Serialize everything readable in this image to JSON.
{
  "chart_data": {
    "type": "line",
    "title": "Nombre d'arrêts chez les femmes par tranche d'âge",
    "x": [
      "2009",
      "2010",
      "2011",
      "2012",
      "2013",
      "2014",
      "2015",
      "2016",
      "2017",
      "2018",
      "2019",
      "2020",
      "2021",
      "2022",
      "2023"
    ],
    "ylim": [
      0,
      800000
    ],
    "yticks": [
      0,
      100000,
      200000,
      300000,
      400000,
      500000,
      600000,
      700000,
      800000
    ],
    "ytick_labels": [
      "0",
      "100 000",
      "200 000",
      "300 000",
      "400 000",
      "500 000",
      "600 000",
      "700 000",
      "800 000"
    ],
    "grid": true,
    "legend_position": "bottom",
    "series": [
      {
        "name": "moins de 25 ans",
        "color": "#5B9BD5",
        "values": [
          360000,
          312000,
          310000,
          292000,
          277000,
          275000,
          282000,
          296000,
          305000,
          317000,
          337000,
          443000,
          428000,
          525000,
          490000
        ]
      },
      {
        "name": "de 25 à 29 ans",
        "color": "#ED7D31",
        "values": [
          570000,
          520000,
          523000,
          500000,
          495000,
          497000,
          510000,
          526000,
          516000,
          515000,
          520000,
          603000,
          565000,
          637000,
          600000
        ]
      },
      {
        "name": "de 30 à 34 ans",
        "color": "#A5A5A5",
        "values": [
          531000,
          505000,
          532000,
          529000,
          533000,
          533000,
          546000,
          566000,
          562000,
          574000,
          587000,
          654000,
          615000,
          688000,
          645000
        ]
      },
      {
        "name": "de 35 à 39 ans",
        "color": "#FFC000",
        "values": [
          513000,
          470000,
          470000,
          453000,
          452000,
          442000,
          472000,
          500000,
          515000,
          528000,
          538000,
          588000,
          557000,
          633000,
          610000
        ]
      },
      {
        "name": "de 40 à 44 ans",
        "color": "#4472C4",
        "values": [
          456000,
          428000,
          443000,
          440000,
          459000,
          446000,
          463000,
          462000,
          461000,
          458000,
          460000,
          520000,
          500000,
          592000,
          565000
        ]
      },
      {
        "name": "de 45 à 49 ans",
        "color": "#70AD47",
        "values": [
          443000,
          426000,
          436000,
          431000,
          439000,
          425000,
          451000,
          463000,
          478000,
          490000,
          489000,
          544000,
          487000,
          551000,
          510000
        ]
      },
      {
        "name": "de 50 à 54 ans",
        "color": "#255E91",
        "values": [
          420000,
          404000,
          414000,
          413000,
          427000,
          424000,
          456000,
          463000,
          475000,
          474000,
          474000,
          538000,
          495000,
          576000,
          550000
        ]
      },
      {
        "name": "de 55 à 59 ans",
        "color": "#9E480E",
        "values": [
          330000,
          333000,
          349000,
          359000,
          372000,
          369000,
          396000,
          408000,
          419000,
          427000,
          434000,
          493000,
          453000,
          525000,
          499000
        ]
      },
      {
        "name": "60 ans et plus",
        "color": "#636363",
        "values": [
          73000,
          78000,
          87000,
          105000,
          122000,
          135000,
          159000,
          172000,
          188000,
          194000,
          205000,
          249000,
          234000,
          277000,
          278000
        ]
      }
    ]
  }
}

++++

## CHALLENGE:
Take the data above and return it exactly.

## ANSWER FOR THIS EXERCISE:
Serialize everything readable in this image to JSON.
{
  "chart_data": {
    "type": "line",
    "title": "Nombre d'arrêts chez les femmes par tranche d'âge",
    "x": [
      "2009",
      "2010",
      "2011",
      "2012",
      "2013",
      "2014",
      "2015",
      "2016",
      "2017",
      "2018",
      "2019",
      "2020",
      "2021",
      "2022",
      "2023"
    ],
    "ylim": [
      0,
      800000
    ],
    "yticks": [
      0,
      100000,
      200000,
      300000,
      400000,
      500000,
      600000,
      700000,
      800000
    ],
    "ytick_labels": [
      "0",
      "100 000",
      "200 000",
      "300 000",
      "400 000",
      "500 000",
      "600 000",
      "700 000",
      "800 000"
    ],
    "grid": true,
    "legend_position": "bottom",
    "series": [
      {
        "name": "moins de 25 ans",
        "color": "#5B9BD5",
        "values": [
          360000,
          312000,
          310000,
          292000,
          277000,
          275000,
          282000,
          296000,
          305000,
          317000,
          337000,
          443000,
          428000,
          525000,
          490000
        ]
      },
      {
        "name": "de 25 à 29 ans",
        "color": "#ED7D31",
        "values": [
          570000,
          520000,
          523000,
          500000,
          495000,
          497000,
          510000,
          526000,
          516000,
          515000,
          520000,
          603000,
          565000,
          637000,
          600000
        ]
      },
      {
        "name": "de 30 à 34 ans",
        "color": "#A5A5A5",
        "values": [
          531000,
          505000,
          532000,
          529000,
          533000,
          533000,
          546000,
          566000,
          562000,
          574000,
          587000,
          654000,
          615000,
          688000,
          645000
        ]
      },
      {
        "name": "de 35 à 39 ans",
        "color": "#FFC000",
        "values": [
          513000,
          470000,
          470000,
          453000,
          452000,
          442000,
          472000,
          500000,
          515000,
          528000,
          538000,
          588000,
          557000,
          633000,
          610000
        ]
      },
      {
        "name": "de 40 à 44 ans",
        "color": "#4472C4",
        "values": [
          456000,
          428000,
          443000,
          440000,
          459000,
          446000,
          463000,
          462000,
          461000,
          458000,
          460000,
          520000,
          500000,
          592000,
          565000
        ]
      },
      {
        "name": "de 45 à 49 ans",
        "color": "#70AD47",
        "values": [
          443000,
          426000,
          436000,
          431000,
          439000,
          425000,
          451000,
          463000,
          478000,
          490000,
          489000,
          544000,
          487000,
          551000,
          510000
        ]
      },
      {
        "name": "de 50 à 54 ans",
        "color": "#255E91",
        "values": [
          420000,
          404000,
          414000,
          413000,
          427000,
          424000,
          456000,
          463000,
          475000,
          474000,
          474000,
          538000,
          495000,
          576000,
          550000
        ]
      },
      {
        "name": "de 55 à 59 ans",
        "color": "#9E480E",
        "values": [
          330000,
          333000,
          349000,
          359000,
          372000,
          369000,
          396000,
          408000,
          419000,
          427000,
          434000,
          493000,
          453000,
          525000,
          499000
        ]
      },
      {
        "name": "60 ans et plus",
        "color": "#636363",
        "values": [
          73000,
          78000,
          87000,
          105000,
          122000,
          135000,
          159000,
          172000,
          188000,
          194000,
          205000,
          249000,
          234000,
          277000,
          278000
        ]
      }
    ]
  }
}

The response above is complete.